(Extracts from a graphics dataset)
* Begin *

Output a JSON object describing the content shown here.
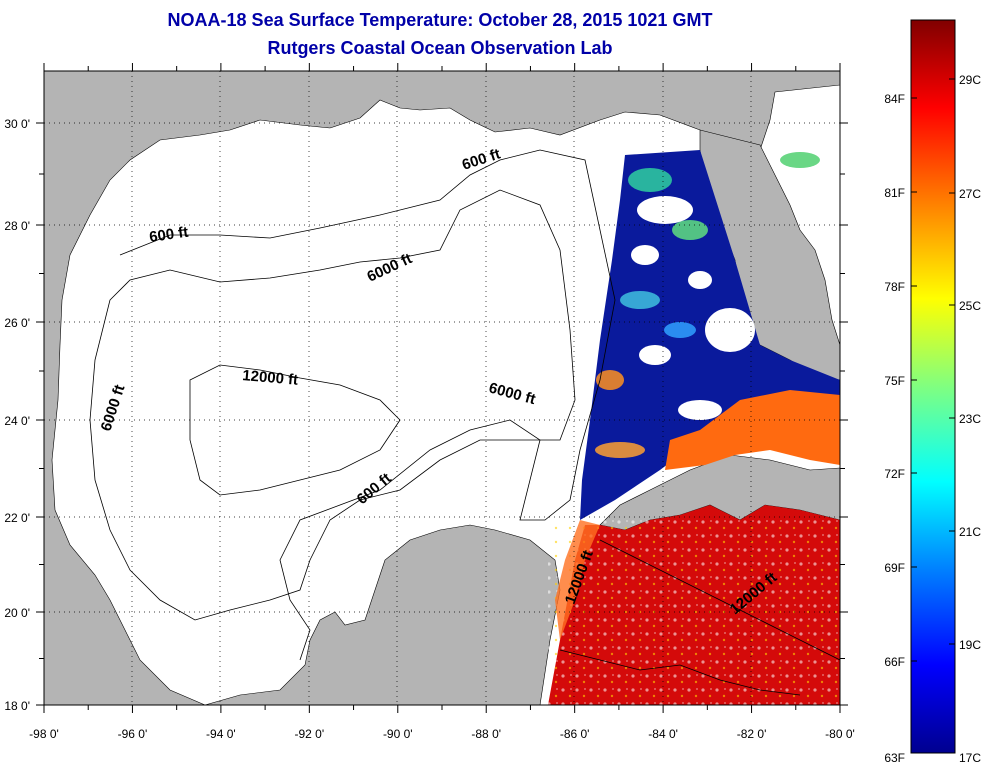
{
  "header": {
    "title": "NOAA-18 Sea Surface Temperature:  October 28, 2015 1021 GMT",
    "subtitle": "Rutgers Coastal Ocean Observation Lab"
  },
  "map": {
    "lon_range": [
      -98,
      -80
    ],
    "lat_range": [
      18,
      31
    ],
    "x_ticks": [
      "-98 0'",
      "-96 0'",
      "-94 0'",
      "-92 0'",
      "-90 0'",
      "-88 0'",
      "-86 0'",
      "-84 0'",
      "-82 0'",
      "-80 0'"
    ],
    "y_ticks": [
      "18 0'",
      "20 0'",
      "22 0'",
      "24 0'",
      "26 0'",
      "28 0'",
      "30 0'"
    ],
    "grid": "dotted",
    "land_color": "#b4b4b4",
    "water_color": "#ffffff",
    "contour_labels": [
      {
        "text": "600 ft"
      },
      {
        "text": "600 ft"
      },
      {
        "text": "6000 ft"
      },
      {
        "text": "6000 ft"
      },
      {
        "text": "12000 ft"
      },
      {
        "text": "6000 ft"
      },
      {
        "text": "600 ft"
      },
      {
        "text": "12000 ft"
      },
      {
        "text": "12000 ft"
      }
    ]
  },
  "colorbar": {
    "colors": [
      "#00008f",
      "#0000ff",
      "#0080ff",
      "#00ffff",
      "#80ff80",
      "#ffff00",
      "#ff8000",
      "#ff0000",
      "#800000"
    ],
    "fahrenheit": [
      "84F",
      "81F",
      "78F",
      "75F",
      "72F",
      "69F",
      "66F",
      "63F"
    ],
    "celsius": [
      "29C",
      "27C",
      "25C",
      "23C",
      "21C",
      "19C",
      "17C"
    ]
  }
}
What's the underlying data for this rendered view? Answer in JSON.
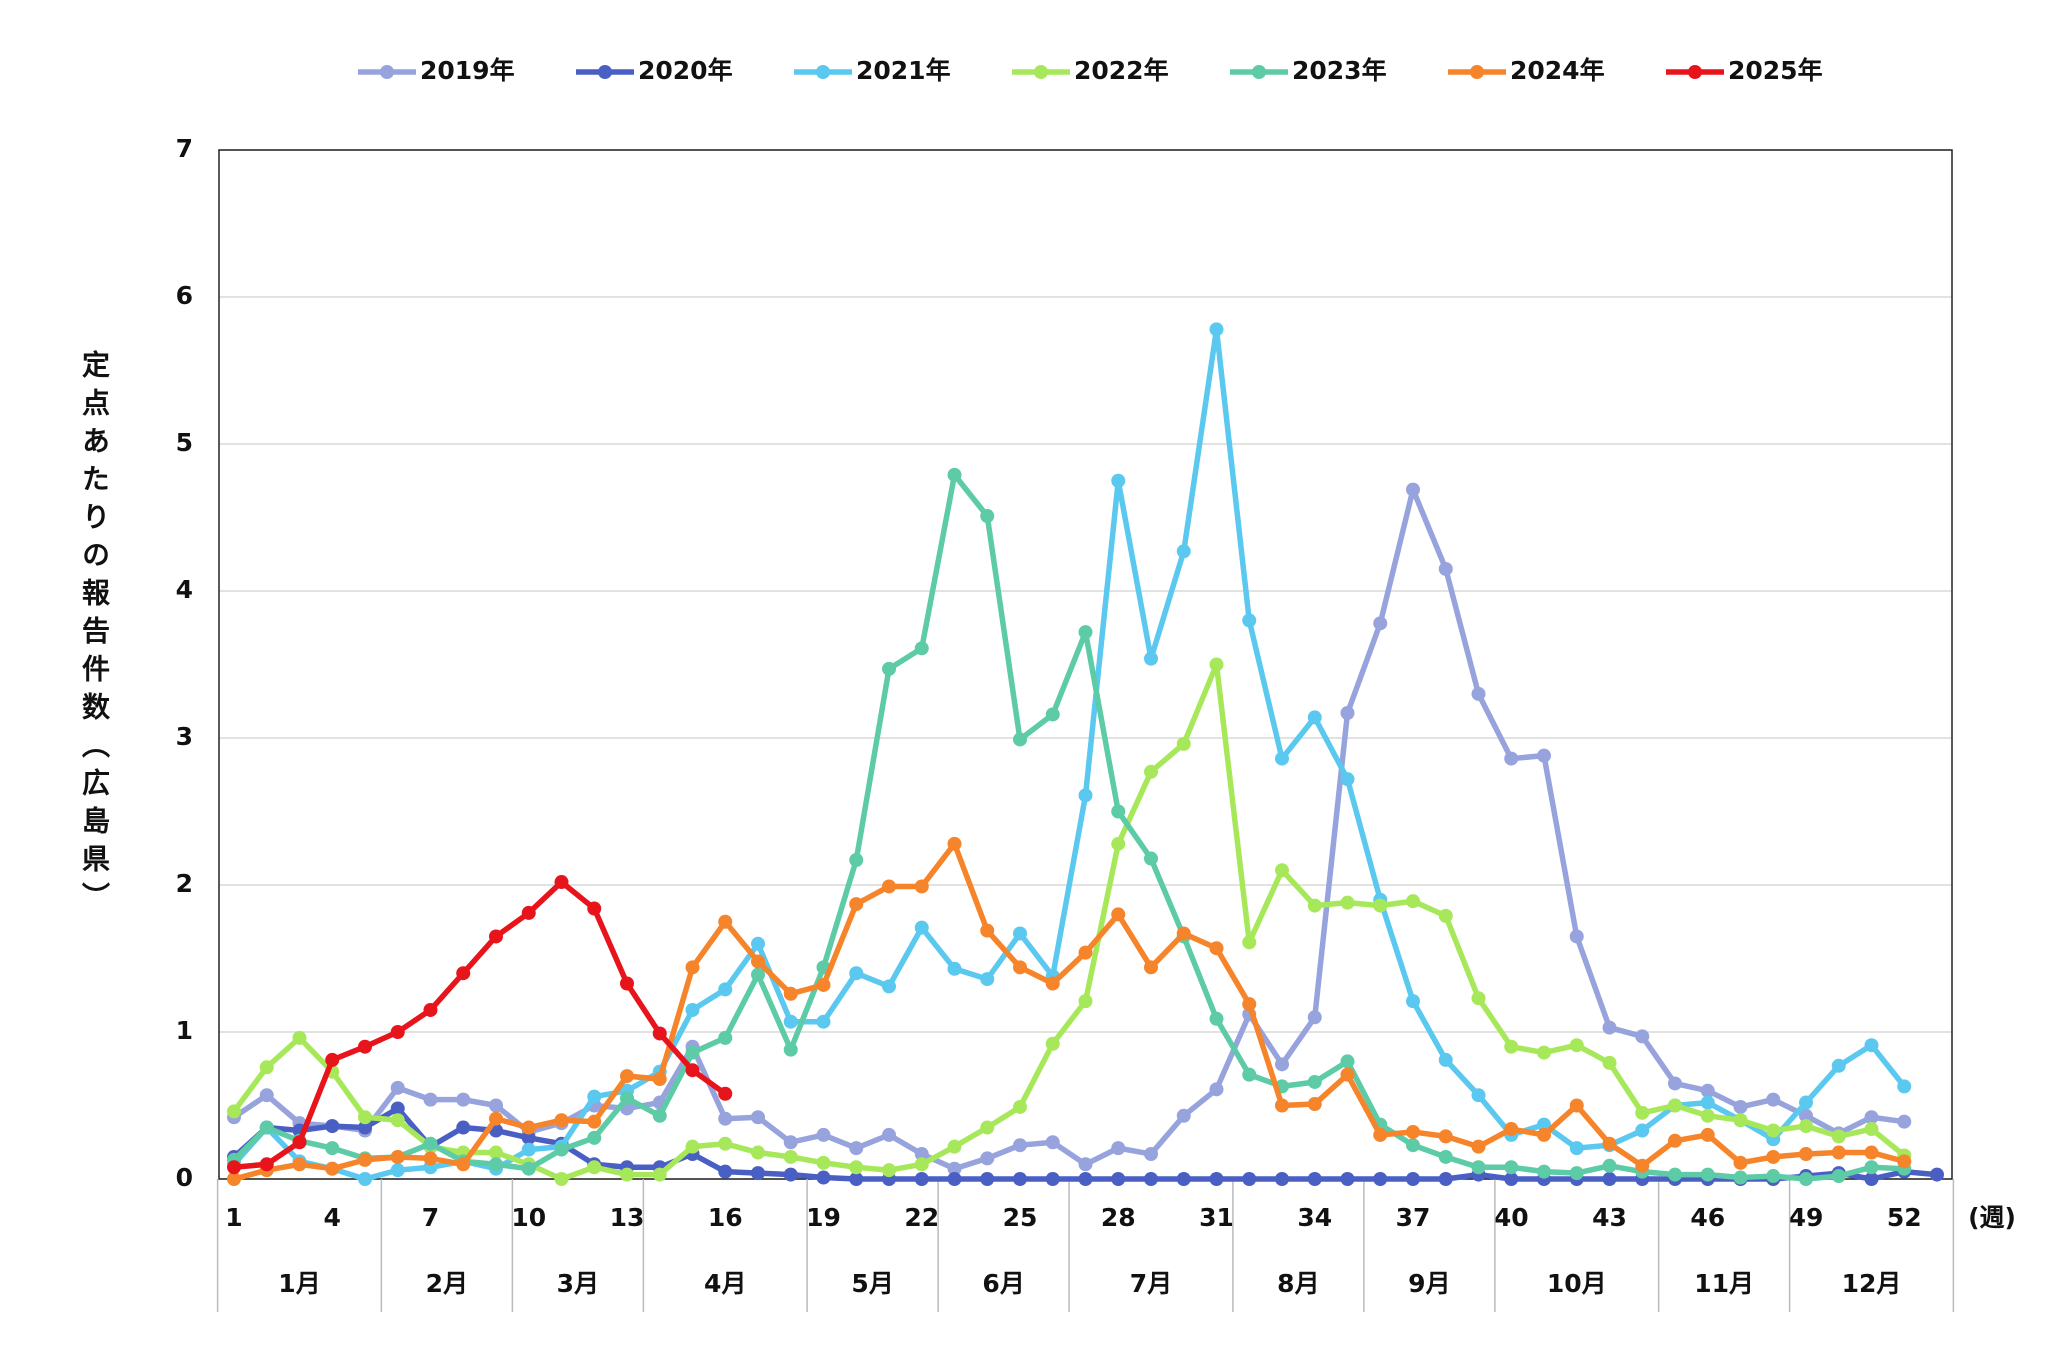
{
  "chart_data": {
    "type": "line",
    "y_label": "定点あたりの報告件数（広島県）",
    "x_unit": "(週)",
    "categories": [
      1,
      null,
      null,
      4,
      null,
      null,
      7,
      null,
      null,
      10,
      null,
      null,
      13,
      null,
      null,
      16,
      null,
      null,
      19,
      null,
      null,
      22,
      null,
      null,
      25,
      null,
      null,
      28,
      null,
      null,
      31,
      null,
      null,
      34,
      null,
      null,
      37,
      null,
      null,
      40,
      null,
      null,
      43,
      null,
      null,
      46,
      null,
      null,
      49,
      null,
      null,
      52,
      null
    ],
    "months": [
      "1月",
      "2月",
      "3月",
      "4月",
      "5月",
      "6月",
      "7月",
      "8月",
      "9月",
      "10月",
      "11月",
      "12月"
    ],
    "ylim": [
      0,
      7
    ],
    "yticks": [
      0,
      1,
      2,
      3,
      4,
      5,
      6,
      7
    ],
    "grid": true,
    "legend": "top",
    "series": [
      {
        "name": "2019年",
        "color": "#97a3dc",
        "values": [
          0.42,
          0.57,
          0.38,
          0.36,
          0.33,
          0.62,
          0.54,
          0.54,
          0.5,
          0.32,
          0.38,
          0.5,
          0.48,
          0.52,
          0.9,
          0.41,
          0.42,
          0.25,
          0.3,
          0.21,
          0.3,
          0.17,
          0.07,
          0.14,
          0.23,
          0.25,
          0.1,
          0.21,
          0.17,
          0.43,
          0.61,
          1.12,
          0.78,
          1.1,
          3.17,
          3.78,
          4.69,
          4.15,
          3.3,
          2.86,
          2.88,
          1.65,
          1.03,
          0.97,
          0.65,
          0.6,
          0.49,
          0.54,
          0.43,
          0.31,
          0.42,
          0.39,
          null
        ]
      },
      {
        "name": "2020年",
        "color": "#4a5fc4",
        "values": [
          0.15,
          0.35,
          0.33,
          0.36,
          0.35,
          0.48,
          0.22,
          0.35,
          0.33,
          0.28,
          0.24,
          0.1,
          0.08,
          0.08,
          0.17,
          0.05,
          0.04,
          0.03,
          0.01,
          0,
          0,
          0,
          0,
          0,
          0,
          0,
          0,
          0,
          0,
          0,
          0,
          0,
          0,
          0,
          0,
          0,
          0,
          0,
          0.03,
          0,
          0,
          0,
          0,
          0,
          0,
          0,
          0,
          0,
          0.02,
          0.04,
          0,
          0.05,
          0.03
        ]
      },
      {
        "name": "2021年",
        "color": "#5bc8ef",
        "values": [
          0.1,
          0.35,
          0.12,
          0.07,
          0,
          0.06,
          0.08,
          0.12,
          0.07,
          0.2,
          0.22,
          0.56,
          0.6,
          0.73,
          1.15,
          1.29,
          1.6,
          1.07,
          1.07,
          1.4,
          1.31,
          1.71,
          1.43,
          1.36,
          1.67,
          1.38,
          2.61,
          4.75,
          3.54,
          4.27,
          5.78,
          3.8,
          2.86,
          3.14,
          2.72,
          1.9,
          1.21,
          0.81,
          0.57,
          0.3,
          0.37,
          0.21,
          0.23,
          0.33,
          0.5,
          0.52,
          0.4,
          0.27,
          0.52,
          0.77,
          0.91,
          0.63,
          null
        ]
      },
      {
        "name": "2022年",
        "color": "#a7e85a",
        "values": [
          0.46,
          0.76,
          0.96,
          0.73,
          0.42,
          0.4,
          0.22,
          0.18,
          0.18,
          0.1,
          0,
          0.08,
          0.03,
          0.03,
          0.22,
          0.24,
          0.18,
          0.15,
          0.11,
          0.08,
          0.06,
          0.1,
          0.22,
          0.35,
          0.49,
          0.92,
          1.21,
          2.28,
          2.77,
          2.96,
          3.5,
          1.61,
          2.1,
          1.86,
          1.88,
          1.86,
          1.89,
          1.79,
          1.23,
          0.9,
          0.86,
          0.91,
          0.79,
          0.45,
          0.5,
          0.43,
          0.4,
          0.33,
          0.36,
          0.29,
          0.34,
          0.16,
          null
        ]
      },
      {
        "name": "2023年",
        "color": "#5ccba6",
        "values": [
          0.13,
          0.35,
          0.26,
          0.21,
          0.14,
          0.15,
          0.24,
          0.12,
          0.1,
          0.07,
          0.2,
          0.28,
          0.55,
          0.43,
          0.86,
          0.96,
          1.39,
          0.88,
          1.44,
          2.17,
          3.47,
          3.61,
          4.79,
          4.51,
          2.99,
          3.16,
          3.72,
          2.5,
          2.18,
          1.65,
          1.09,
          0.71,
          0.63,
          0.66,
          0.8,
          0.37,
          0.23,
          0.15,
          0.08,
          0.08,
          0.05,
          0.04,
          0.09,
          0.05,
          0.03,
          0.03,
          0.01,
          0.02,
          0,
          0.02,
          0.08,
          0.07,
          null
        ]
      },
      {
        "name": "2024年",
        "color": "#f5842a",
        "values": [
          0,
          0.06,
          0.1,
          0.07,
          0.13,
          0.15,
          0.14,
          0.1,
          0.41,
          0.35,
          0.4,
          0.39,
          0.7,
          0.68,
          1.44,
          1.75,
          1.48,
          1.26,
          1.32,
          1.87,
          1.99,
          1.99,
          2.28,
          1.69,
          1.44,
          1.33,
          1.54,
          1.8,
          1.44,
          1.67,
          1.57,
          1.19,
          0.5,
          0.51,
          0.71,
          0.3,
          0.32,
          0.29,
          0.22,
          0.34,
          0.3,
          0.5,
          0.24,
          0.09,
          0.26,
          0.3,
          0.11,
          0.15,
          0.17,
          0.18,
          0.18,
          0.12,
          null
        ]
      },
      {
        "name": "2025年",
        "color": "#e8141c",
        "values": [
          0.08,
          0.1,
          0.25,
          0.81,
          0.9,
          1.0,
          1.15,
          1.4,
          1.65,
          1.81,
          2.02,
          1.84,
          1.33,
          0.99,
          0.74,
          0.58,
          null,
          null,
          null,
          null,
          null,
          null,
          null,
          null,
          null,
          null,
          null,
          null,
          null,
          null,
          null,
          null,
          null,
          null,
          null,
          null,
          null,
          null,
          null,
          null,
          null,
          null,
          null,
          null,
          null,
          null,
          null,
          null,
          null,
          null,
          null,
          null,
          null
        ]
      }
    ]
  }
}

* End *

# Challenge:
Note how many lines in the listing above hold the string "name", then give only that figure.

# The response:
7